### Stored records ###
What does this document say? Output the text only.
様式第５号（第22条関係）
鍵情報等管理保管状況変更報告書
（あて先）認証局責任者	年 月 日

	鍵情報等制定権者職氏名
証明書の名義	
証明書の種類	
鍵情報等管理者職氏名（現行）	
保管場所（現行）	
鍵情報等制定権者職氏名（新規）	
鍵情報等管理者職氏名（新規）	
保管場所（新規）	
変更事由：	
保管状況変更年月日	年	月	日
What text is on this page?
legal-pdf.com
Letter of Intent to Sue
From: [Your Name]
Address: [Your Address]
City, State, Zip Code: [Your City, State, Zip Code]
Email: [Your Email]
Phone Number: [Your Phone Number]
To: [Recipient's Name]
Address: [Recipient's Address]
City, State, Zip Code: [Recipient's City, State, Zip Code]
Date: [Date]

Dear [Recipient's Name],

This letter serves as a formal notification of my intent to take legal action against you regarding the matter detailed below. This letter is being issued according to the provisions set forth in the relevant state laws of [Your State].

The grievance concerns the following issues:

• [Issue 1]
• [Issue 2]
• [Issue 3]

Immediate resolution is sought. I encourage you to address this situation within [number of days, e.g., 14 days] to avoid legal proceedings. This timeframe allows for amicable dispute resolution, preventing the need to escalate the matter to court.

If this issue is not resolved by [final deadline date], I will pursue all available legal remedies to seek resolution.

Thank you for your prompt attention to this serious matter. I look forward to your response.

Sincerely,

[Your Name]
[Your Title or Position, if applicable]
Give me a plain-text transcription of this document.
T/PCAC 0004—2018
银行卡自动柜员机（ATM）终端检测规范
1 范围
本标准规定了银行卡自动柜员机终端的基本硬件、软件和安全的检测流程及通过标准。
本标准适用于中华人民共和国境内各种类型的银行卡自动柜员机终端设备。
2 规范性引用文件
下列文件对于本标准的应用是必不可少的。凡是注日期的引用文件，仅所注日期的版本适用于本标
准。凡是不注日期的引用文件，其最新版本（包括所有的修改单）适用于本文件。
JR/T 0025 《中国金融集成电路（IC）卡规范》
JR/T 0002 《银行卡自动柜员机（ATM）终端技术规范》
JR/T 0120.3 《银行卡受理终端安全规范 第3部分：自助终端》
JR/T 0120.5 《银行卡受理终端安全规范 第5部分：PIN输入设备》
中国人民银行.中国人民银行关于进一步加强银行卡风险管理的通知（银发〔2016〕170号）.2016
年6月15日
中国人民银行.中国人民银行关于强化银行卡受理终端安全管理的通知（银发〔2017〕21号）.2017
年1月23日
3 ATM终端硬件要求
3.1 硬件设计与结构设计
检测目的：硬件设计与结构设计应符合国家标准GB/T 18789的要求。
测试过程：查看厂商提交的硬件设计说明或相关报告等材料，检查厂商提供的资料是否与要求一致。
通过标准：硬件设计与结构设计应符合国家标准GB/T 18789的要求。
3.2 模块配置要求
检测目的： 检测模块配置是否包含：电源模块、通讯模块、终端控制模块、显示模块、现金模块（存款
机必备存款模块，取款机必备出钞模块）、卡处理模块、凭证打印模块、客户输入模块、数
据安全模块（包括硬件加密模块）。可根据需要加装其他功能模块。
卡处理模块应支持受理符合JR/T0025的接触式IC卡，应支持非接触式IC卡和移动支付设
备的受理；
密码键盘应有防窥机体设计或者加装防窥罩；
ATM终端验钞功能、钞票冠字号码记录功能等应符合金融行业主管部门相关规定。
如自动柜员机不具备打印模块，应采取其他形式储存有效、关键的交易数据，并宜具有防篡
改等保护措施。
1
###
Extract, word for word, each line of the listing above.

What does this document say? Output the text only.
様式第５号（第22条関係）
鍵情報等管理保管状況変更報告書
（あて先）認証局責任者	年 月 日

	鍵情報等制定権者職氏名
証明書の名義	
証明書の種類	
鍵情報等管理者職氏名（現行）	
保管場所（現行）	
鍵情報等制定権者職氏名（新規）	
鍵情報等管理者職氏名（新規）	
保管場所（新規）	
変更事由：	
保管状況変更年月日	年	月	日
What text is on this page?
legal-pdf.com
Letter of Intent to Sue
From: [Your Name]
Address: [Your Address]
City, State, Zip Code: [Your City, State, Zip Code]
Email: [Your Email]
Phone Number: [Your Phone Number]
To: [Recipient's Name]
Address: [Recipient's Address]
City, State, Zip Code: [Recipient's City, State, Zip Code]
Date: [Date]

Dear [Recipient's Name],

This letter serves as a formal notification of my intent to take legal action against you regarding the matter detailed below. This letter is being issued according to the provisions set forth in the relevant state laws of [Your State].

The grievance concerns the following issues:

• [Issue 1]
• [Issue 2]
• [Issue 3]

Immediate resolution is sought. I encourage you to address this situation within [number of days, e.g., 14 days] to avoid legal proceedings. This timeframe allows for amicable dispute resolution, preventing the need to escalate the matter to court.

If this issue is not resolved by [final deadline date], I will pursue all available legal remedies to seek resolution.

Thank you for your prompt attention to this serious matter. I look forward to your response.

Sincerely,

[Your Name]
[Your Title or Position, if applicable]
Give me a plain-text transcription of this document.
T/PCAC 0004—2018
银行卡自动柜员机（ATM）终端检测规范
1 范围
本标准规定了银行卡自动柜员机终端的基本硬件、软件和安全的检测流程及通过标准。
本标准适用于中华人民共和国境内各种类型的银行卡自动柜员机终端设备。
2 规范性引用文件
下列文件对于本标准的应用是必不可少的。凡是注日期的引用文件，仅所注日期的版本适用于本标
准。凡是不注日期的引用文件，其最新版本（包括所有的修改单）适用于本文件。
JR/T 0025 《中国金融集成电路（IC）卡规范》
JR/T 0002 《银行卡自动柜员机（ATM）终端技术规范》
JR/T 0120.3 《银行卡受理终端安全规范 第3部分：自助终端》
JR/T 0120.5 《银行卡受理终端安全规范 第5部分：PIN输入设备》
中国人民银行.中国人民银行关于进一步加强银行卡风险管理的通知（银发〔2016〕170号）.2016
年6月15日
中国人民银行.中国人民银行关于强化银行卡受理终端安全管理的通知（银发〔2017〕21号）.2017
年1月23日
3 ATM终端硬件要求
3.1 硬件设计与结构设计
检测目的：硬件设计与结构设计应符合国家标准GB/T 18789的要求。
测试过程：查看厂商提交的硬件设计说明或相关报告等材料，检查厂商提供的资料是否与要求一致。
通过标准：硬件设计与结构设计应符合国家标准GB/T 18789的要求。
3.2 模块配置要求
检测目的： 检测模块配置是否包含：电源模块、通讯模块、终端控制模块、显示模块、现金模块（存款
机必备存款模块，取款机必备出钞模块）、卡处理模块、凭证打印模块、客户输入模块、数
据安全模块（包括硬件加密模块）。可根据需要加装其他功能模块。
卡处理模块应支持受理符合JR/T0025的接触式IC卡，应支持非接触式IC卡和移动支付设
备的受理；
密码键盘应有防窥机体设计或者加装防窥罩；
ATM终端验钞功能、钞票冠字号码记录功能等应符合金融行业主管部门相关规定。
如自动柜员机不具备打印模块，应采取其他形式储存有效、关键的交易数据，并宜具有防篡
改等保护措施。
1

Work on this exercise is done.